Substitute "RoundedRect" for every "FancyBboxPatch" in the rows below and copy them out again with nothing else changed.

>> Start Listed entries

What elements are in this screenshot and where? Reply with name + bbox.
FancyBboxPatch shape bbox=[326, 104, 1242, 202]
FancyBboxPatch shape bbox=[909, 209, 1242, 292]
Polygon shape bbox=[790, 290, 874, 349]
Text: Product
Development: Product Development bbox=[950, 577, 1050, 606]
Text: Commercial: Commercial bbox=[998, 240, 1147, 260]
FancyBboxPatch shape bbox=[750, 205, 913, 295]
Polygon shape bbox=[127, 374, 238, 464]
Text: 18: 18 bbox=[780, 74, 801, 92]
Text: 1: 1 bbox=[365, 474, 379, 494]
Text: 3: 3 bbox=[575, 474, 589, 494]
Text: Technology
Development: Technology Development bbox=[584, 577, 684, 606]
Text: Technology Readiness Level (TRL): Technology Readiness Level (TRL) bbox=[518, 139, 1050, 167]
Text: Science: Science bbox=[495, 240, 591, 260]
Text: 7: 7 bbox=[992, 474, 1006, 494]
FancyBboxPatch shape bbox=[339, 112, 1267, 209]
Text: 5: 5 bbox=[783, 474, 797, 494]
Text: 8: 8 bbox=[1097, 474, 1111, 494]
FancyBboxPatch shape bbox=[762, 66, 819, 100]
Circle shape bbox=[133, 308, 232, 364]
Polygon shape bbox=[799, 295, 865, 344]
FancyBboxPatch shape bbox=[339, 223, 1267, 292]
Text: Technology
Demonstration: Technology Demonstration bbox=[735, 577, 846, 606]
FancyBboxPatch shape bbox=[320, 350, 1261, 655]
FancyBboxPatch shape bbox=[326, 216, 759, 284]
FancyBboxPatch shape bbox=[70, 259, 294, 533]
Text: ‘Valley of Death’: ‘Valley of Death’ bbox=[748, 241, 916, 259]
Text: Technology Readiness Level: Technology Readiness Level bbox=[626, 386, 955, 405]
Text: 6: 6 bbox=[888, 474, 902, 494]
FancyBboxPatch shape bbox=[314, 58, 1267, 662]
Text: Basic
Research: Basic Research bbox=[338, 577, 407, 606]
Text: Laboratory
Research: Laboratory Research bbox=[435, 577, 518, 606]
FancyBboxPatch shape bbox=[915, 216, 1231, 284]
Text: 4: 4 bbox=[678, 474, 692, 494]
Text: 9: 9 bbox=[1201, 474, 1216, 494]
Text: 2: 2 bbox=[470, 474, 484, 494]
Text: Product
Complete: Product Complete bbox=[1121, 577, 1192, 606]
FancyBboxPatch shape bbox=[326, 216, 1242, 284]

>> End Listed entries

_Solution to the problem_
What elements are in this screenshot and where? Reply with name + bbox.
RoundedRect shape bbox=[326, 104, 1242, 202]
RoundedRect shape bbox=[909, 209, 1242, 292]
Polygon shape bbox=[790, 290, 874, 349]
Text: Product
Development: Product Development bbox=[950, 577, 1050, 606]
Text: Commercial: Commercial bbox=[998, 240, 1147, 260]
RoundedRect shape bbox=[750, 205, 913, 295]
Polygon shape bbox=[127, 374, 238, 464]
Text: 18: 18 bbox=[780, 74, 801, 92]
Text: 1: 1 bbox=[365, 474, 379, 494]
Text: 3: 3 bbox=[575, 474, 589, 494]
Text: Technology
Development: Technology Development bbox=[584, 577, 684, 606]
Text: Technology Readiness Level (TRL): Technology Readiness Level (TRL) bbox=[518, 139, 1050, 167]
Text: Science: Science bbox=[495, 240, 591, 260]
Text: 7: 7 bbox=[992, 474, 1006, 494]
RoundedRect shape bbox=[339, 112, 1267, 209]
Text: 5: 5 bbox=[783, 474, 797, 494]
Text: 8: 8 bbox=[1097, 474, 1111, 494]
RoundedRect shape bbox=[762, 66, 819, 100]
Circle shape bbox=[133, 308, 232, 364]
Polygon shape bbox=[799, 295, 865, 344]
RoundedRect shape bbox=[339, 223, 1267, 292]
Text: Technology
Demonstration: Technology Demonstration bbox=[735, 577, 846, 606]
RoundedRect shape bbox=[320, 350, 1261, 655]
RoundedRect shape bbox=[326, 216, 759, 284]
RoundedRect shape bbox=[70, 259, 294, 533]
Text: ‘Valley of Death’: ‘Valley of Death’ bbox=[748, 241, 916, 259]
Text: Technology Readiness Level: Technology Readiness Level bbox=[626, 386, 955, 405]
Text: 6: 6 bbox=[888, 474, 902, 494]
RoundedRect shape bbox=[314, 58, 1267, 662]
Text: Basic
Research: Basic Research bbox=[338, 577, 407, 606]
Text: Laboratory
Research: Laboratory Research bbox=[435, 577, 518, 606]
RoundedRect shape bbox=[915, 216, 1231, 284]
Text: 4: 4 bbox=[678, 474, 692, 494]
Text: 9: 9 bbox=[1201, 474, 1216, 494]
Text: 2: 2 bbox=[470, 474, 484, 494]
Text: Product
Complete: Product Complete bbox=[1121, 577, 1192, 606]
RoundedRect shape bbox=[326, 216, 1242, 284]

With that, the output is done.